◆ SET TASK: Images are not part of the copy; transcribe all the data exactly.

-- Start ITEMS --

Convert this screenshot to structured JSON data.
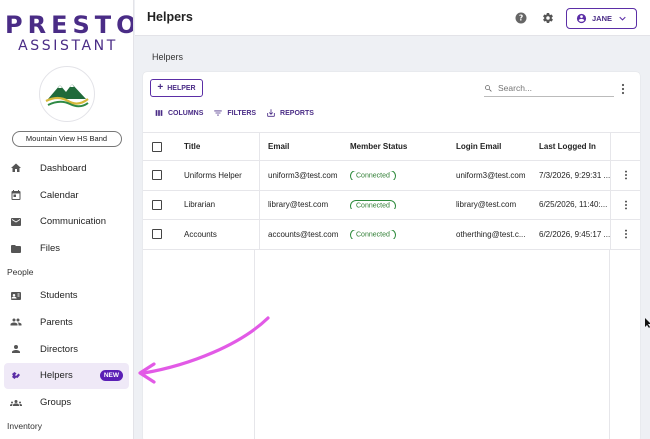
{
  "brand": {
    "line1": "PRESTO",
    "line2": "ASSISTANT"
  },
  "org": {
    "name": "Mountain View HS Band"
  },
  "nav": {
    "items_main": [
      {
        "label": "Dashboard",
        "icon": "home-icon"
      },
      {
        "label": "Calendar",
        "icon": "calendar-icon"
      },
      {
        "label": "Communication",
        "icon": "mail-icon"
      },
      {
        "label": "Files",
        "icon": "folder-icon"
      }
    ],
    "section_people": "People",
    "items_people": [
      {
        "label": "Students",
        "icon": "id-card-icon"
      },
      {
        "label": "Parents",
        "icon": "people-icon"
      },
      {
        "label": "Directors",
        "icon": "person-icon"
      },
      {
        "label": "Helpers",
        "icon": "helpers-icon",
        "badge": "NEW",
        "active": true
      },
      {
        "label": "Groups",
        "icon": "groups-icon"
      }
    ],
    "section_inventory": "Inventory"
  },
  "header": {
    "title": "Helpers",
    "user": "JANE"
  },
  "breadcrumb": "Helpers",
  "toolbar": {
    "add_label": "HELPER",
    "columns_label": "COLUMNS",
    "filters_label": "FILTERS",
    "reports_label": "REPORTS",
    "search_placeholder": "Search..."
  },
  "table": {
    "headers": [
      "Title",
      "Email",
      "Member Status",
      "Login Email",
      "Last Logged In"
    ],
    "rows": [
      {
        "title": "Uniforms Helper",
        "email": "uniform3@test.com",
        "status": "Connected",
        "login": "uniform3@test.com",
        "last": "7/3/2026, 9:29:31 ..."
      },
      {
        "title": "Librarian",
        "email": "library@test.com",
        "status": "Connected",
        "login": "library@test.com",
        "last": "6/25/2026, 11:40:..."
      },
      {
        "title": "Accounts",
        "email": "accounts@test.com",
        "status": "Connected",
        "login": "otherthing@test.c...",
        "last": "6/2/2026, 9:45:17 ..."
      }
    ]
  },
  "colors": {
    "brand": "#4a2c86",
    "accent": "#5b2ea6",
    "status": "#2e7d32",
    "arrow": "#e25ae6"
  }
}
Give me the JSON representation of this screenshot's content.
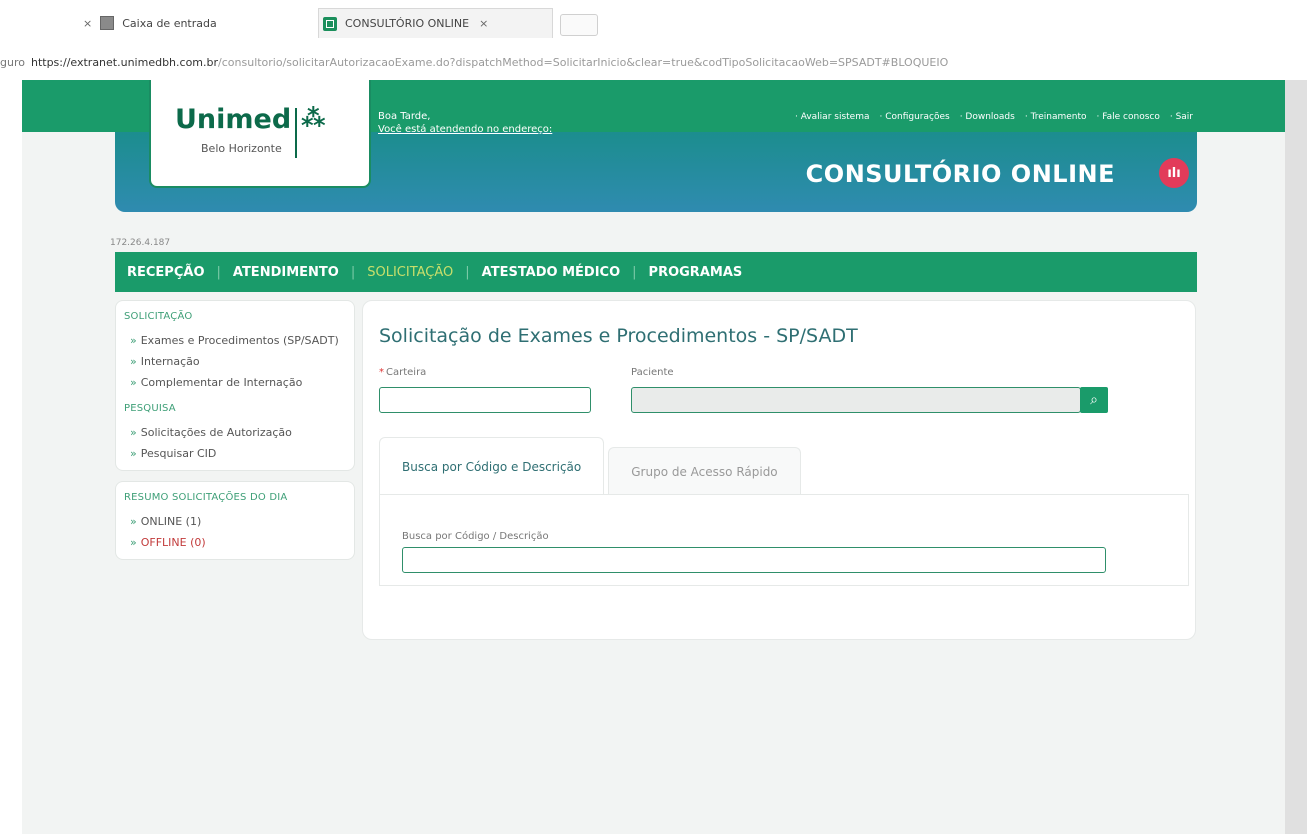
{
  "browser": {
    "tabs": [
      {
        "label": "Caixa de entrada"
      },
      {
        "label": "CONSULTÓRIO ONLINE"
      }
    ],
    "close_glyph": "×",
    "url_prefix": "guro",
    "url_host": "https://extranet.unimedbh.com.br",
    "url_rest": "/consultorio/solicitarAutorizacaoExame.do?dispatchMethod=SolicitarInicio&clear=true&codTipoSolicitacaoWeb=SPSADT#BLOQUEIO"
  },
  "header": {
    "logo_name": "Unimed",
    "logo_sub": "Belo Horizonte",
    "greeting": "Boa Tarde,",
    "greeting_sub": "Você está atendendo no endereço:",
    "top_links": [
      "· Avaliar sistema",
      "· Configurações",
      "· Downloads",
      "· Treinamento",
      "· Fale conosco",
      "· Sair"
    ],
    "app_title": "CONSULTÓRIO ONLINE"
  },
  "ip": "172.26.4.187",
  "main_nav": {
    "items": [
      "RECEPÇÃO",
      "ATENDIMENTO",
      "SOLICITAÇÃO",
      "ATESTADO MÉDICO",
      "PROGRAMAS"
    ],
    "active": "SOLICITAÇÃO"
  },
  "sidebar": {
    "solicitacao_head": "SOLICITAÇÃO",
    "solicitacao_items": [
      "Exames e Procedimentos (SP/SADT)",
      "Internação",
      "Complementar de Internação"
    ],
    "pesquisa_head": "PESQUISA",
    "pesquisa_items": [
      "Solicitações de Autorização",
      "Pesquisar CID"
    ],
    "resumo_head": "RESUMO SOLICITAÇÕES DO DIA",
    "online": "ONLINE (1)",
    "offline": "OFFLINE (0)"
  },
  "form": {
    "title": "Solicitação de Exames e Procedimentos - SP/SADT",
    "carteira_label": "Carteira",
    "paciente_label": "Paciente",
    "tab_busca": "Busca por Código e Descrição",
    "tab_grupo": "Grupo de Acesso Rápido",
    "busca_label": "Busca por Código / Descrição"
  },
  "colors": {
    "brand_green": "#1a9b6a",
    "title_teal": "#2f6f73",
    "active_nav": "#c9df6b",
    "badge_red": "#e23b5a"
  }
}
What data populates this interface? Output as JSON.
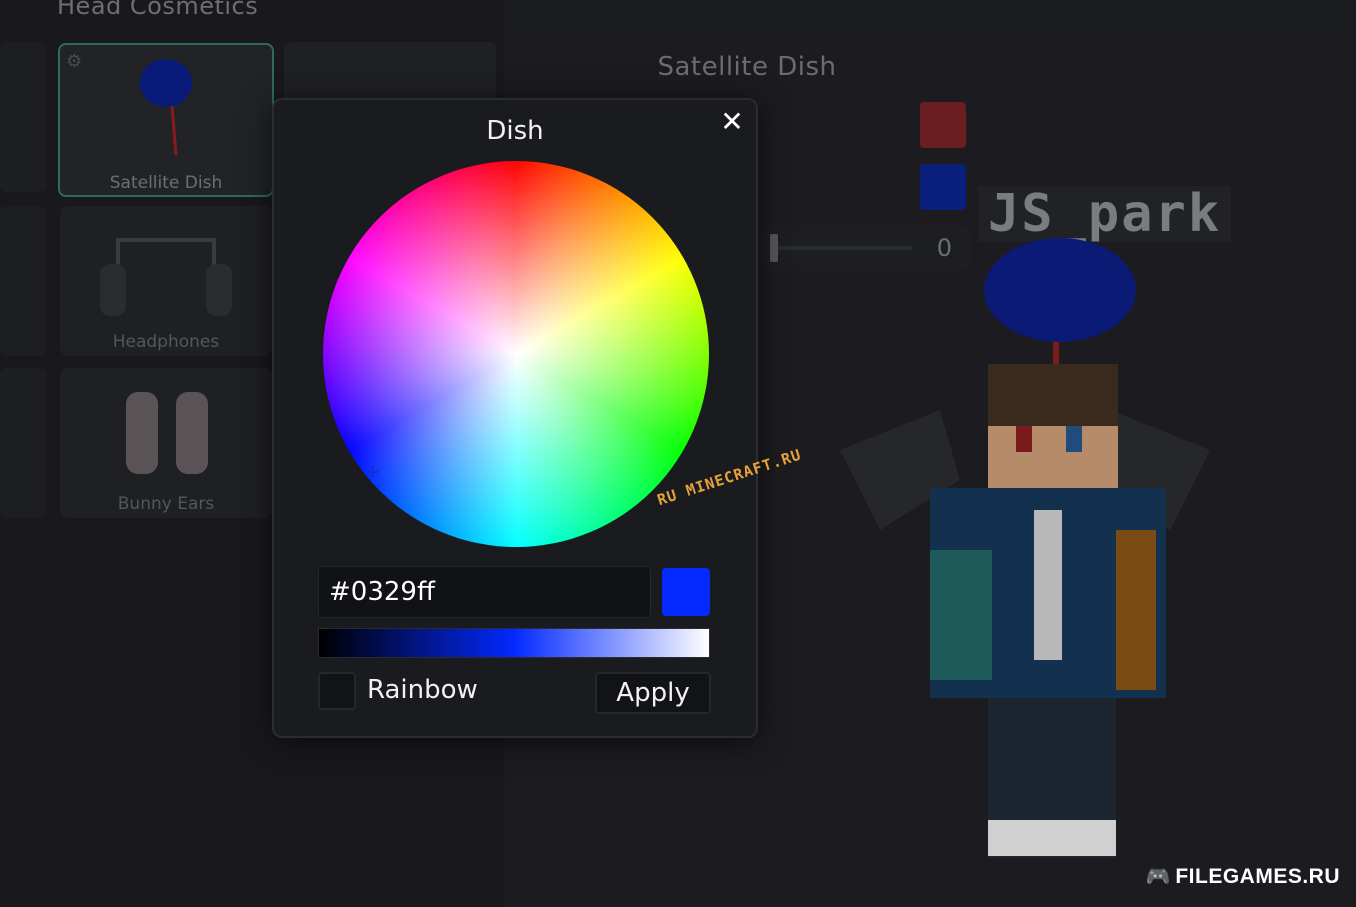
{
  "background": {
    "section_title": "Head Cosmetics",
    "items": [
      {
        "label": "Satellite Dish",
        "selected": true
      },
      {
        "label": "Headphones",
        "selected": false
      },
      {
        "label": "Bunny Ears",
        "selected": false
      }
    ],
    "preview": {
      "title": "Satellite Dish",
      "swatches": [
        "#6a1e22",
        "#0a1f7c"
      ],
      "slider_value": "0",
      "nametag": "JS_park"
    }
  },
  "modal": {
    "title": "Dish",
    "close_label": "✕",
    "hex_value": "#0329ff",
    "selected_color": "#0329ff",
    "rainbow_label": "Rainbow",
    "rainbow_checked": false,
    "apply_label": "Apply"
  },
  "overlays": {
    "watermark": "RU MINECRAFT.RU",
    "brand": "FILEGAMES.RU"
  }
}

-- End ITEMS --

◆ ANSWER IN FULL:
Convert this screenshot to structured JSON data.
{
  "brand": {
    "line1": "PRESTO",
    "line2": "ASSISTANT"
  },
  "org": {
    "name": "Mountain View HS Band"
  },
  "nav": {
    "items_main": [
      {
        "label": "Dashboard",
        "icon": "home-icon"
      },
      {
        "label": "Calendar",
        "icon": "calendar-icon"
      },
      {
        "label": "Communication",
        "icon": "mail-icon"
      },
      {
        "label": "Files",
        "icon": "folder-icon"
      }
    ],
    "section_people": "People",
    "items_people": [
      {
        "label": "Students",
        "icon": "id-card-icon"
      },
      {
        "label": "Parents",
        "icon": "people-icon"
      },
      {
        "label": "Directors",
        "icon": "person-icon"
      },
      {
        "label": "Helpers",
        "icon": "helpers-icon",
        "badge": "NEW",
        "active": true
      },
      {
        "label": "Groups",
        "icon": "groups-icon"
      }
    ],
    "section_inventory": "Inventory"
  },
  "header": {
    "title": "Helpers",
    "user": "JANE"
  },
  "breadcrumb": "Helpers",
  "toolbar": {
    "add_label": "HELPER",
    "columns_label": "COLUMNS",
    "filters_label": "FILTERS",
    "reports_label": "REPORTS",
    "search_placeholder": "Search..."
  },
  "table": {
    "headers": [
      "Title",
      "Email",
      "Member Status",
      "Login Email",
      "Last Logged In"
    ],
    "rows": [
      {
        "title": "Uniforms Helper",
        "email": "uniform3@test.com",
        "status": "Connected",
        "login": "uniform3@test.com",
        "last": "7/3/2026, 9:29:31 ..."
      },
      {
        "title": "Librarian",
        "email": "library@test.com",
        "status": "Connected",
        "login": "library@test.com",
        "last": "6/25/2026, 11:40:..."
      },
      {
        "title": "Accounts",
        "email": "accounts@test.com",
        "status": "Connected",
        "login": "otherthing@test.c...",
        "last": "6/2/2026, 9:45:17 ..."
      }
    ]
  },
  "colors": {
    "brand": "#4a2c86",
    "accent": "#5b2ea6",
    "status": "#2e7d32",
    "arrow": "#e25ae6"
  }
}
Give me the JSON representation of this screenshot's content.
{
  "browser": {
    "tabs": [
      {
        "label": "Caixa de entrada"
      },
      {
        "label": "CONSULTÓRIO ONLINE"
      }
    ],
    "close_glyph": "×",
    "url_prefix": "guro",
    "url_host": "https://extranet.unimedbh.com.br",
    "url_rest": "/consultorio/solicitarAutorizacaoExame.do?dispatchMethod=SolicitarInicio&clear=true&codTipoSolicitacaoWeb=SPSADT#BLOQUEIO"
  },
  "header": {
    "logo_name": "Unimed",
    "logo_sub": "Belo Horizonte",
    "greeting": "Boa Tarde,",
    "greeting_sub": "Você está atendendo no endereço:",
    "top_links": [
      "· Avaliar sistema",
      "· Configurações",
      "· Downloads",
      "· Treinamento",
      "· Fale conosco",
      "· Sair"
    ],
    "app_title": "CONSULTÓRIO ONLINE"
  },
  "ip": "172.26.4.187",
  "main_nav": {
    "items": [
      "RECEPÇÃO",
      "ATENDIMENTO",
      "SOLICITAÇÃO",
      "ATESTADO MÉDICO",
      "PROGRAMAS"
    ],
    "active": "SOLICITAÇÃO"
  },
  "sidebar": {
    "solicitacao_head": "SOLICITAÇÃO",
    "solicitacao_items": [
      "Exames e Procedimentos (SP/SADT)",
      "Internação",
      "Complementar de Internação"
    ],
    "pesquisa_head": "PESQUISA",
    "pesquisa_items": [
      "Solicitações de Autorização",
      "Pesquisar CID"
    ],
    "resumo_head": "RESUMO SOLICITAÇÕES DO DIA",
    "online": "ONLINE (1)",
    "offline": "OFFLINE (0)"
  },
  "form": {
    "title": "Solicitação de Exames e Procedimentos - SP/SADT",
    "carteira_label": "Carteira",
    "paciente_label": "Paciente",
    "tab_busca": "Busca por Código e Descrição",
    "tab_grupo": "Grupo de Acesso Rápido",
    "busca_label": "Busca por Código / Descrição"
  },
  "colors": {
    "brand_green": "#1a9b6a",
    "title_teal": "#2f6f73",
    "active_nav": "#c9df6b",
    "badge_red": "#e23b5a"
  }
}
What data populates this interface? Output as JSON.
{
  "background": {
    "section_title": "Head Cosmetics",
    "items": [
      {
        "label": "Satellite Dish",
        "selected": true
      },
      {
        "label": "Headphones",
        "selected": false
      },
      {
        "label": "Bunny Ears",
        "selected": false
      }
    ],
    "preview": {
      "title": "Satellite Dish",
      "swatches": [
        "#6a1e22",
        "#0a1f7c"
      ],
      "slider_value": "0",
      "nametag": "JS_park"
    }
  },
  "modal": {
    "title": "Dish",
    "close_label": "✕",
    "hex_value": "#0329ff",
    "selected_color": "#0329ff",
    "rainbow_label": "Rainbow",
    "rainbow_checked": false,
    "apply_label": "Apply"
  },
  "overlays": {
    "watermark": "RU MINECRAFT.RU",
    "brand": "FILEGAMES.RU"
  }
}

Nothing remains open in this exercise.